* _Source_
######

Debugging connections through load balancers.

Ken Hornstein kenh at cmf.nrl.navy.mil
Tue Jul 25 00:56:15 EDT 2006


>I've got a kerberized service that worked fine before I started  
>trying to use it through a load balancer.  (I'm saying that for  
>background, not because I didn't think it should matter.)
>
>So the current situation is that I've changed /etc/hosts and /etc/ 
>nodename to contain the FQDN of the balancer.  The server *thinks*  
>its name is the balancer's name.  A connection to the balancer does  
>get to the real server.  The server's keytab has entries for both its  
>real name and the balancer's name.  Doesn't work.  (Interestingly a  
>direct connection that bypasses the balancer still works;  I wouldn't  
>have expected that.)
>
>So how do I go about debugging something like this?

What kind of error do you get?  "Key table entry not found", or
something like that?

>My next step would be to snoop the connection and feed it to  
>ethereal, probably with lots of keys available so it can decode  
>everything.  Is there anything better to try?  Is there any way to  
>get the kerberos libs to say what (if anything) they are trying to  
>get out of the keytab?

######

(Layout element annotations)
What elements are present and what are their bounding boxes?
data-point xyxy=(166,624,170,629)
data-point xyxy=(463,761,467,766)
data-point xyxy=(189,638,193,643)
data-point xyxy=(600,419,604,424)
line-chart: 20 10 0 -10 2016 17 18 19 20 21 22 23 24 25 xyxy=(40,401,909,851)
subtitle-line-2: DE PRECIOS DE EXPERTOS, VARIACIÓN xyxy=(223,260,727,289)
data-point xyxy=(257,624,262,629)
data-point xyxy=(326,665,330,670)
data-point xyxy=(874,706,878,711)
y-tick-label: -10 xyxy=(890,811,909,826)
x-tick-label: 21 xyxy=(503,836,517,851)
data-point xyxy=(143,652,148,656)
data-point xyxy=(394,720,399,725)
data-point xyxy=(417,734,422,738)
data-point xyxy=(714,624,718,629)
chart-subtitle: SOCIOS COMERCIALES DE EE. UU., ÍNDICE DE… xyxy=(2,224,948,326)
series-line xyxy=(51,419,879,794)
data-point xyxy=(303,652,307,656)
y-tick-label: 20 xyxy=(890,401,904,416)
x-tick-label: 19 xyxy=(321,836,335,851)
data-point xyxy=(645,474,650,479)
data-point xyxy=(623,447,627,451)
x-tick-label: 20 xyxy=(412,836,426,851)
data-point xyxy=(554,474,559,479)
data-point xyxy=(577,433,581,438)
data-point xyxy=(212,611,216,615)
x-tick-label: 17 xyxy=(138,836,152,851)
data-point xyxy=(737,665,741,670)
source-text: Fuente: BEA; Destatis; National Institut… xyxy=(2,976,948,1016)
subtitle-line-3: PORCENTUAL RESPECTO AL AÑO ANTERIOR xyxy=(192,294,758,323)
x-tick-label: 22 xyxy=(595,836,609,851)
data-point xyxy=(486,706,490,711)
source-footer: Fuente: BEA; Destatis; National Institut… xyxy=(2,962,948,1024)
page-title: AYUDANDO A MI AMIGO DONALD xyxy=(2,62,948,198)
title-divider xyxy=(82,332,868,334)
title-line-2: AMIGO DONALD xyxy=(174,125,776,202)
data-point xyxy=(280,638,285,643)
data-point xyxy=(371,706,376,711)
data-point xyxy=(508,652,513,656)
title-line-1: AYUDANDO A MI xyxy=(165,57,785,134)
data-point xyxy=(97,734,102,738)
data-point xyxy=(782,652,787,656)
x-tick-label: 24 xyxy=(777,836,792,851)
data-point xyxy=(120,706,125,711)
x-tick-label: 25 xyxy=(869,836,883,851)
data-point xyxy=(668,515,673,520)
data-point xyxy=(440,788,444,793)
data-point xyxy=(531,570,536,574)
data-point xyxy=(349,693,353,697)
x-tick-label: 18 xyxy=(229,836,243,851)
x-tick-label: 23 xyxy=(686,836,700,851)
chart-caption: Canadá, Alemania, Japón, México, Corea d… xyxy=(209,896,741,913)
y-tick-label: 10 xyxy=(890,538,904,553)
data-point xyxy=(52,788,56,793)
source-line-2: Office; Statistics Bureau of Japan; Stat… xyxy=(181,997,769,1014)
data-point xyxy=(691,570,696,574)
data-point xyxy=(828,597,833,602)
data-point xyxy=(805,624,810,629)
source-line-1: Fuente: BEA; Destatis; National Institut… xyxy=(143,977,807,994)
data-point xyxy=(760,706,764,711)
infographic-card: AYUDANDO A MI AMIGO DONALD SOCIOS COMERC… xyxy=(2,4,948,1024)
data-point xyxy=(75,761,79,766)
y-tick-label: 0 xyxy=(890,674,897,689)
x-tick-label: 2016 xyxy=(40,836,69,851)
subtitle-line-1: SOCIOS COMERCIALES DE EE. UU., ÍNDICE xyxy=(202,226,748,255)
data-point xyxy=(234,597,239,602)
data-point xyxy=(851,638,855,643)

######

* _Directives_
• A. Answer these questions about the message on load balancers:
(i) Which two files were changed to hold the balancer's FQDN?
(ii) What error message does the reply suggest might be appearing?
(iii) To which program does the poster plan to feed the snooped connection?
• B. Continue the message on debugging connections through load balancers from the point where it stops.

* _The responses_
• A.
(i) /etc/hosts and /etc/nodename
(ii) "Key table entry not found"
(iii) ethereal

• B.
Sniffing the network will probably not be useful; the application
server won't be sending anything useful over the network.  Normally
I have a full debugging build of Kerberos for this occasion ...
but that doesn't sound like an option here.

>If it matters, the service is Sun LDAP 5.2 on Solaris 9.

A SASL server, which means GSSAPI; figures.  And it doesn't seem like it's
open source, either.

Some GSSAPI apps expect that the ticket will be for "service/<local hostname>",
where <local hostname> is what is returned by "hostname".  When you say
the server "thinks" it's the balancer ... how did you tell it that?
You changed it's hostname?  You changed it's idea of it's name for it's
IP address?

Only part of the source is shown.